====== Provided data ======

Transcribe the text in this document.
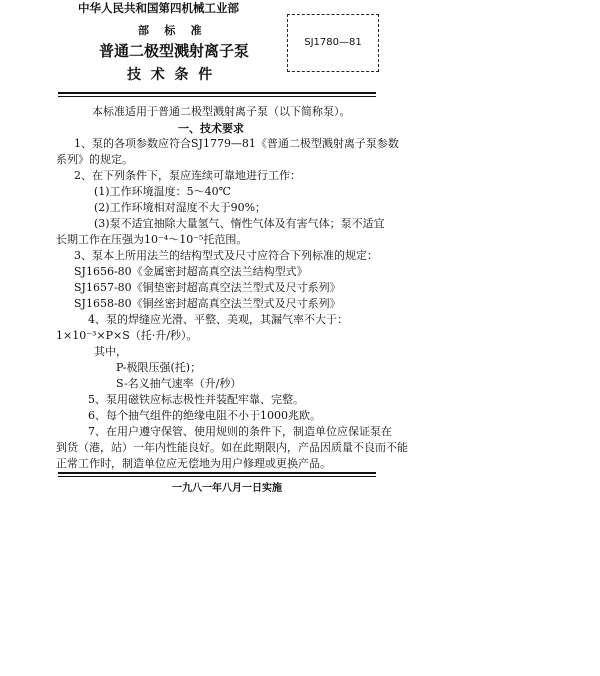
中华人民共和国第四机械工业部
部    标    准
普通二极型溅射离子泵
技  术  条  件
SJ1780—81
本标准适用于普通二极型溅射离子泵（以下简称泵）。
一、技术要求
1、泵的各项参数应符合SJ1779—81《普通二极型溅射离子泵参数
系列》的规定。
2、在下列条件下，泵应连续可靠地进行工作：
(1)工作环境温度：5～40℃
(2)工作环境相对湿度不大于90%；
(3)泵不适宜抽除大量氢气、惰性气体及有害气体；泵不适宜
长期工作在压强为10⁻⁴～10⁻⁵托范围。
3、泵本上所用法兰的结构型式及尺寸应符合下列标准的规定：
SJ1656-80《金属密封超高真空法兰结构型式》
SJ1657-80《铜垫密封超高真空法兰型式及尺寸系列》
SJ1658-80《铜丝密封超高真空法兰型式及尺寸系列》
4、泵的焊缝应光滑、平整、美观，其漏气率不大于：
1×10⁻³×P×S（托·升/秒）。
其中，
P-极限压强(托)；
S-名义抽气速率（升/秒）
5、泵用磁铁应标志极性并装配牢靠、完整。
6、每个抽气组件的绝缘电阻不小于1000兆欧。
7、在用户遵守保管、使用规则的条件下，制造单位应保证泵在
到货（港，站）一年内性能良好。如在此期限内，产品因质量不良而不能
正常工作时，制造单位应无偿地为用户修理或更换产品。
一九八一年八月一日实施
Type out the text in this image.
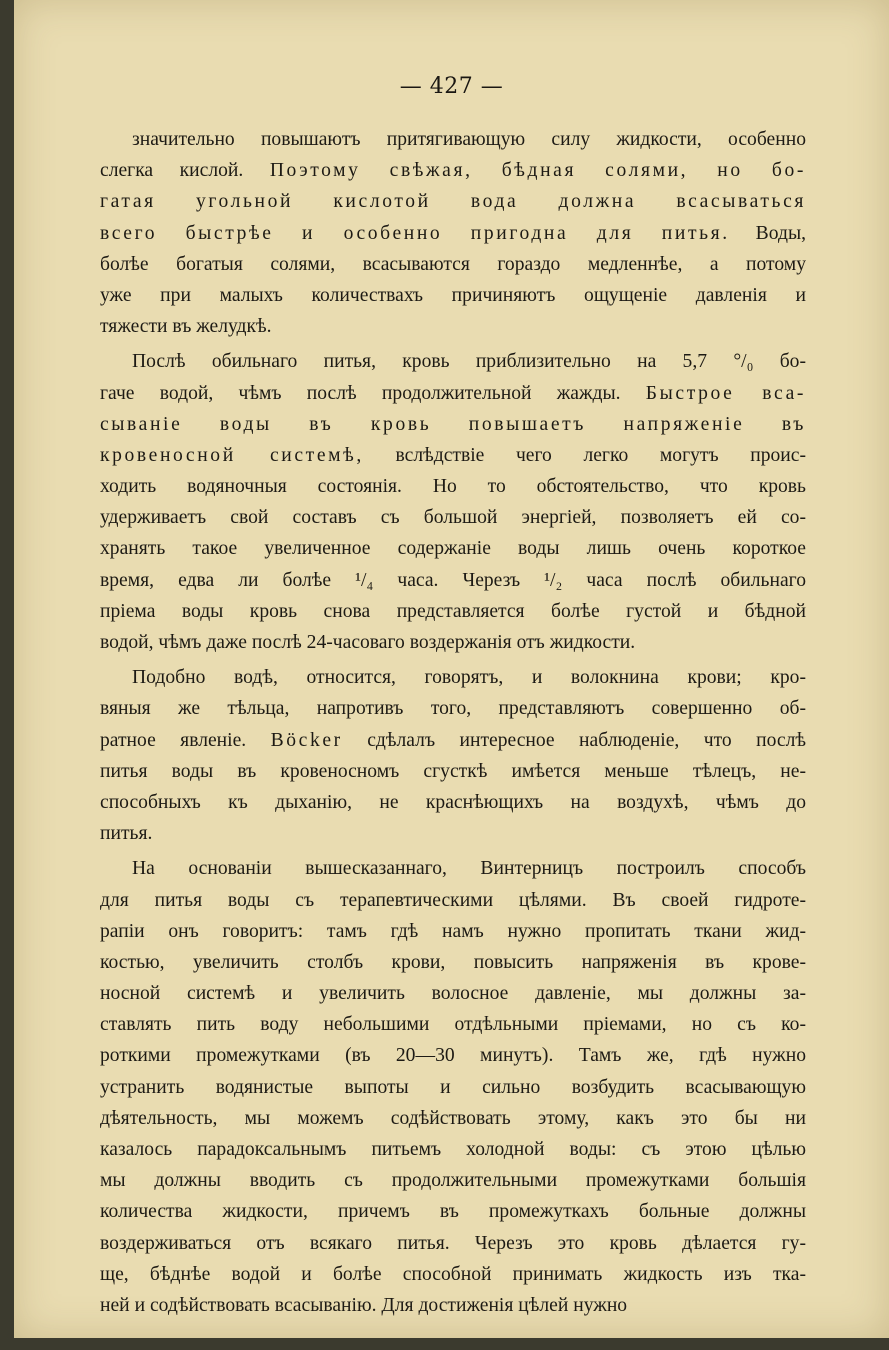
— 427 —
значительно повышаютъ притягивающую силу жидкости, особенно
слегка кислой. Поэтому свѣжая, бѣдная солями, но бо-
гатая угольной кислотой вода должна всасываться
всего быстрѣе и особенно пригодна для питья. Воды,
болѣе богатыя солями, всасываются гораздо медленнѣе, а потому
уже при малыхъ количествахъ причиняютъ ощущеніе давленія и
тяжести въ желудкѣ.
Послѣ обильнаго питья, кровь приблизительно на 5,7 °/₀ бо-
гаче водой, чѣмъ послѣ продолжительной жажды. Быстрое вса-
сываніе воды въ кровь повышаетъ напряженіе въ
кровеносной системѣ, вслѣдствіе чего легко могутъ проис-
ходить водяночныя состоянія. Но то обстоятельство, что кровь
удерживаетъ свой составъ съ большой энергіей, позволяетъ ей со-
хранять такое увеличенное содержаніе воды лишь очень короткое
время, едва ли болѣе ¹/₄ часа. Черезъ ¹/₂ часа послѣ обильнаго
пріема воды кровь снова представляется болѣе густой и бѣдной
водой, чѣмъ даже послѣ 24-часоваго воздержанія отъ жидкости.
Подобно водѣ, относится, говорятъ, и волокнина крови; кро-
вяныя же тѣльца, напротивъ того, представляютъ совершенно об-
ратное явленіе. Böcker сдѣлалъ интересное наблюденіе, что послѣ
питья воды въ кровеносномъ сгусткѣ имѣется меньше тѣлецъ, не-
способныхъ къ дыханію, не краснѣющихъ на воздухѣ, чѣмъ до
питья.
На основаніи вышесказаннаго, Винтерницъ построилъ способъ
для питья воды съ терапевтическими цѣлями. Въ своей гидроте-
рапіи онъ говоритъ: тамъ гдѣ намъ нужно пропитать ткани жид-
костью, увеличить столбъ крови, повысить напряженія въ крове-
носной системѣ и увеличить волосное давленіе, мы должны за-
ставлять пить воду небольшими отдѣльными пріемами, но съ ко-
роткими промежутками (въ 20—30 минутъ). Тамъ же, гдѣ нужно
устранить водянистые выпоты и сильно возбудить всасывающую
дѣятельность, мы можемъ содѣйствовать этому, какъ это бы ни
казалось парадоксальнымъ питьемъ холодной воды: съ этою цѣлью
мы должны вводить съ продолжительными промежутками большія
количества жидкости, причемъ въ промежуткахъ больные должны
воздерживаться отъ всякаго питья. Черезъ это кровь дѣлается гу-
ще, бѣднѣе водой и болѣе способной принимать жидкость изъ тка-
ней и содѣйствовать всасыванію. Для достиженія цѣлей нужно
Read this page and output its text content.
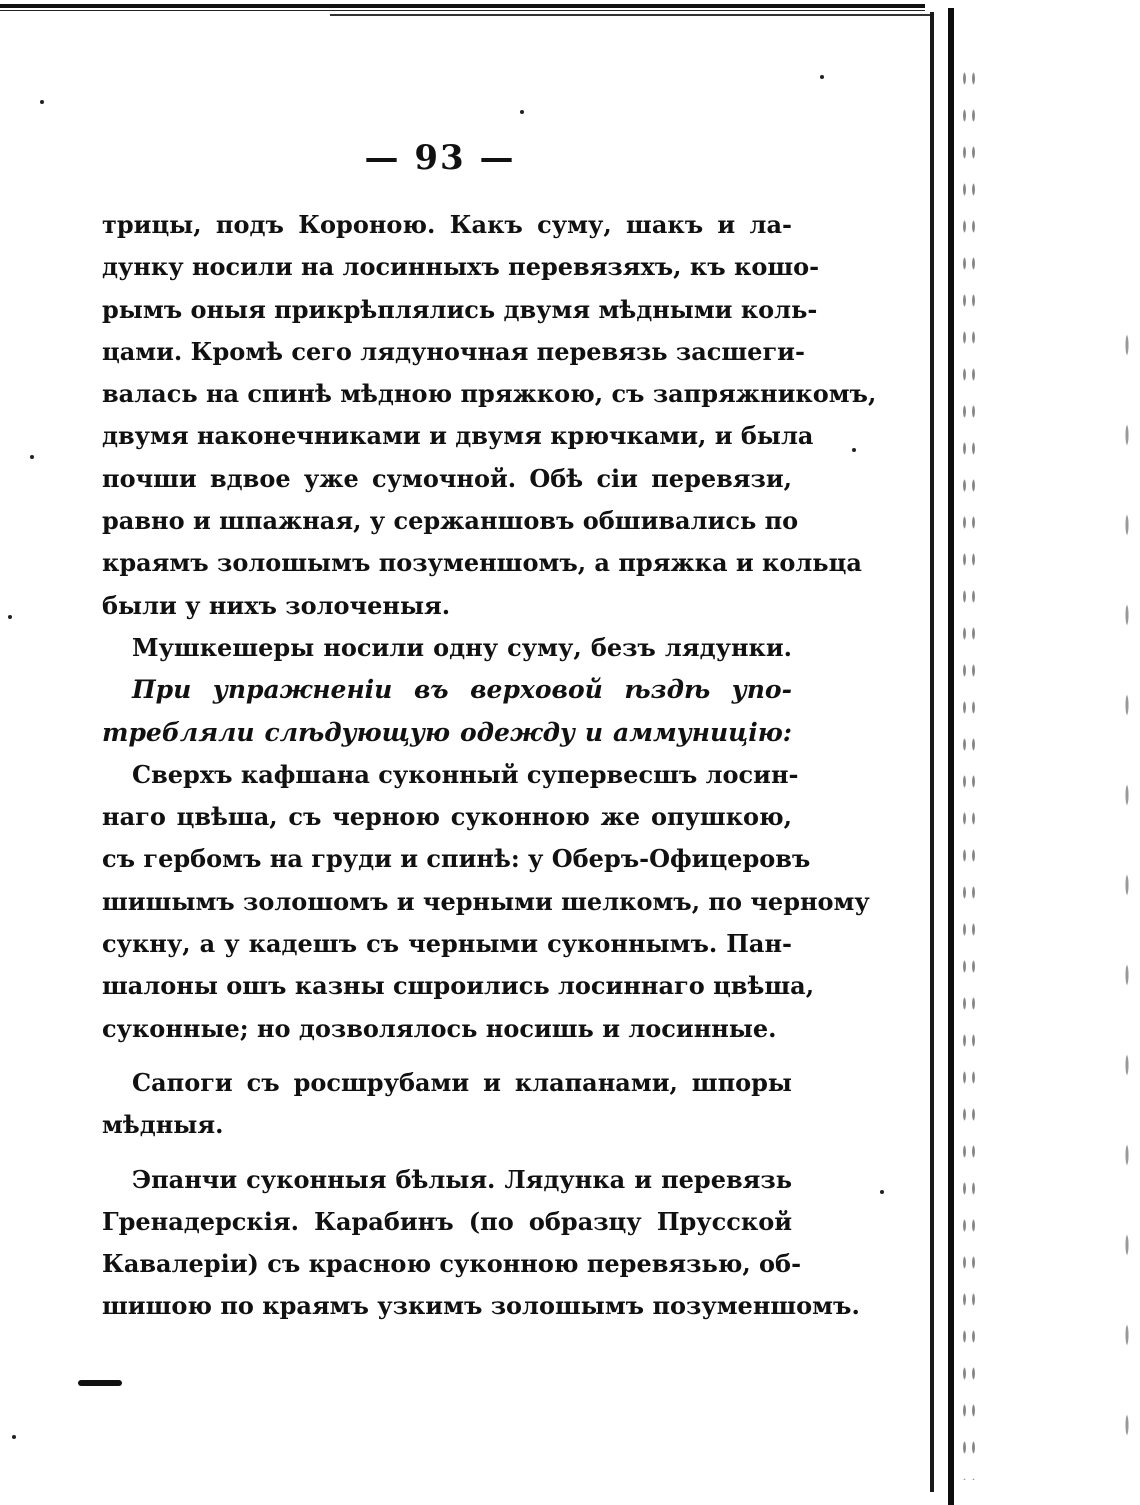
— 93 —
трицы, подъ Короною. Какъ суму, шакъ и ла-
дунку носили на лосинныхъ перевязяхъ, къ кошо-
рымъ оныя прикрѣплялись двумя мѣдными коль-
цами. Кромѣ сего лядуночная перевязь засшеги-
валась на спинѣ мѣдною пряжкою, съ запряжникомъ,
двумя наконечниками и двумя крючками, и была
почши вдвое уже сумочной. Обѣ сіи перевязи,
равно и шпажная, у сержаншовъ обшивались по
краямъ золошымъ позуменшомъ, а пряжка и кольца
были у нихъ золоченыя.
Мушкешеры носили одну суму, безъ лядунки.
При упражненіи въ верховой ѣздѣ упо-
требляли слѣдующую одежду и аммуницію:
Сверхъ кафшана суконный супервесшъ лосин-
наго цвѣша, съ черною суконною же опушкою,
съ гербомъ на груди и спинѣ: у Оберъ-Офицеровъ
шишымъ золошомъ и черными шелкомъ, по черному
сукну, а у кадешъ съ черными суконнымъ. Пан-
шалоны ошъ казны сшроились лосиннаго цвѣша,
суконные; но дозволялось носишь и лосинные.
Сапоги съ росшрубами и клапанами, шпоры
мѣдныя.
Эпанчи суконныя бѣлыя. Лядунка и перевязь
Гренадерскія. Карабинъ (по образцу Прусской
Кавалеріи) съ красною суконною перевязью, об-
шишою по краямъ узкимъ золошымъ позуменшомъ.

======

Copy every record above exactly as written, but leave out the pictures.

Transcribe the text in this document.
中华人民共和国第四机械工业部
部    标    准
普通二极型溅射离子泵
技  术  条  件
SJ1780—81
本标准适用于普通二极型溅射离子泵（以下简称泵）。
一、技术要求
1、泵的各项参数应符合SJ1779—81《普通二极型溅射离子泵参数
系列》的规定。
2、在下列条件下，泵应连续可靠地进行工作：
(1)工作环境温度：5～40℃
(2)工作环境相对湿度不大于90%；
(3)泵不适宜抽除大量氢气、惰性气体及有害气体；泵不适宜
长期工作在压强为10⁻⁴～10⁻⁵托范围。
3、泵本上所用法兰的结构型式及尺寸应符合下列标准的规定：
SJ1656-80《金属密封超高真空法兰结构型式》
SJ1657-80《铜垫密封超高真空法兰型式及尺寸系列》
SJ1658-80《铜丝密封超高真空法兰型式及尺寸系列》
4、泵的焊缝应光滑、平整、美观，其漏气率不大于：
1×10⁻³×P×S（托·升/秒）。
其中，
P-极限压强(托)；
S-名义抽气速率（升/秒）
5、泵用磁铁应标志极性并装配牢靠、完整。
6、每个抽气组件的绝缘电阻不小于1000兆欧。
7、在用户遵守保管、使用规则的条件下，制造单位应保证泵在
到货（港，站）一年内性能良好。如在此期限内，产品因质量不良而不能
正常工作时，制造单位应无偿地为用户修理或更换产品。
一九八一年八月一日实施
Type out the text in this image.
— 427 —
значительно повышаютъ притягивающую силу жидкости, особенно
слегка кислой. Поэтому свѣжая, бѣдная солями, но бо-
гатая угольной кислотой вода должна всасываться
всего быстрѣе и особенно пригодна для питья. Воды,
болѣе богатыя солями, всасываются гораздо медленнѣе, а потому
уже при малыхъ количествахъ причиняютъ ощущеніе давленія и
тяжести въ желудкѣ.
Послѣ обильнаго питья, кровь приблизительно на 5,7 °/₀ бо-
гаче водой, чѣмъ послѣ продолжительной жажды. Быстрое вса-
сываніе воды въ кровь повышаетъ напряженіе въ
кровеносной системѣ, вслѣдствіе чего легко могутъ проис-
ходить водяночныя состоянія. Но то обстоятельство, что кровь
удерживаетъ свой составъ съ большой энергіей, позволяетъ ей со-
хранять такое увеличенное содержаніе воды лишь очень короткое
время, едва ли болѣе ¹/₄ часа. Черезъ ¹/₂ часа послѣ обильнаго
пріема воды кровь снова представляется болѣе густой и бѣдной
водой, чѣмъ даже послѣ 24-часоваго воздержанія отъ жидкости.
Подобно водѣ, относится, говорятъ, и волокнина крови; кро-
вяныя же тѣльца, напротивъ того, представляютъ совершенно об-
ратное явленіе. Böcker сдѣлалъ интересное наблюденіе, что послѣ
питья воды въ кровеносномъ сгусткѣ имѣется меньше тѣлецъ, не-
способныхъ къ дыханію, не краснѣющихъ на воздухѣ, чѣмъ до
питья.
На основаніи вышесказаннаго, Винтерницъ построилъ способъ
для питья воды съ терапевтическими цѣлями. Въ своей гидроте-
рапіи онъ говоритъ: тамъ гдѣ намъ нужно пропитать ткани жид-
костью, увеличить столбъ крови, повысить напряженія въ крове-
носной системѣ и увеличить волосное давленіе, мы должны за-
ставлять пить воду небольшими отдѣльными пріемами, но съ ко-
роткими промежутками (въ 20—30 минутъ). Тамъ же, гдѣ нужно
устранить водянистые выпоты и сильно возбудить всасывающую
дѣятельность, мы можемъ содѣйствовать этому, какъ это бы ни
казалось парадоксальнымъ питьемъ холодной воды: съ этою цѣлью
мы должны вводить съ продолжительными промежутками большія
количества жидкости, причемъ въ промежуткахъ больные должны
воздерживаться отъ всякаго питья. Черезъ это кровь дѣлается гу-
ще, бѣднѣе водой и болѣе способной принимать жидкость изъ тка-
ней и содѣйствовать всасыванію. Для достиженія цѣлей нужно
Read this page and output its text content.
— 93 —
трицы, подъ Короною. Какъ суму, шакъ и ла-
дунку носили на лосинныхъ перевязяхъ, къ кошо-
рымъ оныя прикрѣплялись двумя мѣдными коль-
цами. Кромѣ сего лядуночная перевязь засшеги-
валась на спинѣ мѣдною пряжкою, съ запряжникомъ,
двумя наконечниками и двумя крючками, и была
почши вдвое уже сумочной. Обѣ сіи перевязи,
равно и шпажная, у сержаншовъ обшивались по
краямъ золошымъ позуменшомъ, а пряжка и кольца
были у нихъ золоченыя.
Мушкешеры носили одну суму, безъ лядунки.
При упражненіи въ верховой ѣздѣ упо-
требляли слѣдующую одежду и аммуницію:
Сверхъ кафшана суконный супервесшъ лосин-
наго цвѣша, съ черною суконною же опушкою,
съ гербомъ на груди и спинѣ: у Оберъ-Офицеровъ
шишымъ золошомъ и черными шелкомъ, по черному
сукну, а у кадешъ съ черными суконнымъ. Пан-
шалоны ошъ казны сшроились лосиннаго цвѣша,
суконные; но дозволялось носишь и лосинные.
Сапоги съ росшрубами и клапанами, шпоры
мѣдныя.
Эпанчи суконныя бѣлыя. Лядунка и перевязь
Гренадерскія. Карабинъ (по образцу Прусской
Кавалеріи) съ красною суконною перевязью, об-
шишою по краямъ узкимъ золошымъ позуменшомъ.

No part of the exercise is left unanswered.